WRITTEN REQUEST: The records that follow need to be output exactly as they are.

-- start DATA SECTION --

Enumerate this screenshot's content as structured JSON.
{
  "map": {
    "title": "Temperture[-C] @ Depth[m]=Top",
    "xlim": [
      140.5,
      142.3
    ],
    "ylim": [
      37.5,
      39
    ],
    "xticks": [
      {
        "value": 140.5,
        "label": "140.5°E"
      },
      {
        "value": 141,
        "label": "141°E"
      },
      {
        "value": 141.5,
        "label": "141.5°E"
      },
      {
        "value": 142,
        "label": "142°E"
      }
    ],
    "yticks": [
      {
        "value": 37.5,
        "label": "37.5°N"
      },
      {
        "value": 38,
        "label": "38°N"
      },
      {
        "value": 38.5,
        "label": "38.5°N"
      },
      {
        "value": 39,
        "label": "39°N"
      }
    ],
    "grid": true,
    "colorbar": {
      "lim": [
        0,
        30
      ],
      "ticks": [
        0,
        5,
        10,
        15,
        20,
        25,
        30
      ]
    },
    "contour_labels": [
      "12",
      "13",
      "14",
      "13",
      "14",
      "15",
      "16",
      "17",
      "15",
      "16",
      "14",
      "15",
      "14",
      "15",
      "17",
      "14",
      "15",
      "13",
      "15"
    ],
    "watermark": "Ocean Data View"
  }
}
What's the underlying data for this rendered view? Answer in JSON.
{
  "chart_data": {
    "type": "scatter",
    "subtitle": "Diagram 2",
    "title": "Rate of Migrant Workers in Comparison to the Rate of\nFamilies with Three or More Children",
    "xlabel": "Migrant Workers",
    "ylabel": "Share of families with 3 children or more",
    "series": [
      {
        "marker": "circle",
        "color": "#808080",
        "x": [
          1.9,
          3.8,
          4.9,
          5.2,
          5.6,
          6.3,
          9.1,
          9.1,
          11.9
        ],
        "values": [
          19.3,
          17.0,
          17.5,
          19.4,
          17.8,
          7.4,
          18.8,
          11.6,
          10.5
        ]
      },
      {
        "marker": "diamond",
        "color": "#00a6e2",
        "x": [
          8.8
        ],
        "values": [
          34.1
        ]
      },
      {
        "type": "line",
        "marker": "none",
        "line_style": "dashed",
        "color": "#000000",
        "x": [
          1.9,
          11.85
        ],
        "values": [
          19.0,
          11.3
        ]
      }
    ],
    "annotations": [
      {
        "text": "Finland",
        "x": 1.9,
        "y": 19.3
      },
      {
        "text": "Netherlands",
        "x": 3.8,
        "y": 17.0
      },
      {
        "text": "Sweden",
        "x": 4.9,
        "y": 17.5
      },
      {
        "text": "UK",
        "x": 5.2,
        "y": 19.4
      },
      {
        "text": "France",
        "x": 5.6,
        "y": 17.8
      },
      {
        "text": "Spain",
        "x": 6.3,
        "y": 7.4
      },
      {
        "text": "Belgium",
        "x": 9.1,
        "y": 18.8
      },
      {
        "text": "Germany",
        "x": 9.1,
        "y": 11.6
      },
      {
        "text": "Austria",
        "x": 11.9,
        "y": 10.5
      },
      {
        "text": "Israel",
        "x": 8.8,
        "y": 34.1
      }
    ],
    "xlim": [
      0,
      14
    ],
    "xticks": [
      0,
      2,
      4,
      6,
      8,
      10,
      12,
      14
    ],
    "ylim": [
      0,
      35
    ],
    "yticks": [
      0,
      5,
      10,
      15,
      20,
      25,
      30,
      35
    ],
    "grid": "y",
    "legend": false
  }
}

-- end DATA SECTION --

TASK ANSWER:
Enumerate this screenshot's content as structured JSON.
{
  "map": {
    "title": "Temperture[-C] @ Depth[m]=Top",
    "xlim": [
      140.5,
      142.3
    ],
    "ylim": [
      37.5,
      39
    ],
    "xticks": [
      {
        "value": 140.5,
        "label": "140.5°E"
      },
      {
        "value": 141,
        "label": "141°E"
      },
      {
        "value": 141.5,
        "label": "141.5°E"
      },
      {
        "value": 142,
        "label": "142°E"
      }
    ],
    "yticks": [
      {
        "value": 37.5,
        "label": "37.5°N"
      },
      {
        "value": 38,
        "label": "38°N"
      },
      {
        "value": 38.5,
        "label": "38.5°N"
      },
      {
        "value": 39,
        "label": "39°N"
      }
    ],
    "grid": true,
    "colorbar": {
      "lim": [
        0,
        30
      ],
      "ticks": [
        0,
        5,
        10,
        15,
        20,
        25,
        30
      ]
    },
    "contour_labels": [
      "12",
      "13",
      "14",
      "13",
      "14",
      "15",
      "16",
      "17",
      "15",
      "16",
      "14",
      "15",
      "14",
      "15",
      "17",
      "14",
      "15",
      "13",
      "15"
    ],
    "watermark": "Ocean Data View"
  }
}
What's the underlying data for this rendered view? Answer in JSON.
{
  "chart_data": {
    "type": "scatter",
    "subtitle": "Diagram 2",
    "title": "Rate of Migrant Workers in Comparison to the Rate of\nFamilies with Three or More Children",
    "xlabel": "Migrant Workers",
    "ylabel": "Share of families with 3 children or more",
    "series": [
      {
        "marker": "circle",
        "color": "#808080",
        "x": [
          1.9,
          3.8,
          4.9,
          5.2,
          5.6,
          6.3,
          9.1,
          9.1,
          11.9
        ],
        "values": [
          19.3,
          17.0,
          17.5,
          19.4,
          17.8,
          7.4,
          18.8,
          11.6,
          10.5
        ]
      },
      {
        "marker": "diamond",
        "color": "#00a6e2",
        "x": [
          8.8
        ],
        "values": [
          34.1
        ]
      },
      {
        "type": "line",
        "marker": "none",
        "line_style": "dashed",
        "color": "#000000",
        "x": [
          1.9,
          11.85
        ],
        "values": [
          19.0,
          11.3
        ]
      }
    ],
    "annotations": [
      {
        "text": "Finland",
        "x": 1.9,
        "y": 19.3
      },
      {
        "text": "Netherlands",
        "x": 3.8,
        "y": 17.0
      },
      {
        "text": "Sweden",
        "x": 4.9,
        "y": 17.5
      },
      {
        "text": "UK",
        "x": 5.2,
        "y": 19.4
      },
      {
        "text": "France",
        "x": 5.6,
        "y": 17.8
      },
      {
        "text": "Spain",
        "x": 6.3,
        "y": 7.4
      },
      {
        "text": "Belgium",
        "x": 9.1,
        "y": 18.8
      },
      {
        "text": "Germany",
        "x": 9.1,
        "y": 11.6
      },
      {
        "text": "Austria",
        "x": 11.9,
        "y": 10.5
      },
      {
        "text": "Israel",
        "x": 8.8,
        "y": 34.1
      }
    ],
    "xlim": [
      0,
      14
    ],
    "xticks": [
      0,
      2,
      4,
      6,
      8,
      10,
      12,
      14
    ],
    "ylim": [
      0,
      35
    ],
    "yticks": [
      0,
      5,
      10,
      15,
      20,
      25,
      30,
      35
    ],
    "grid": "y",
    "legend": false
  }
}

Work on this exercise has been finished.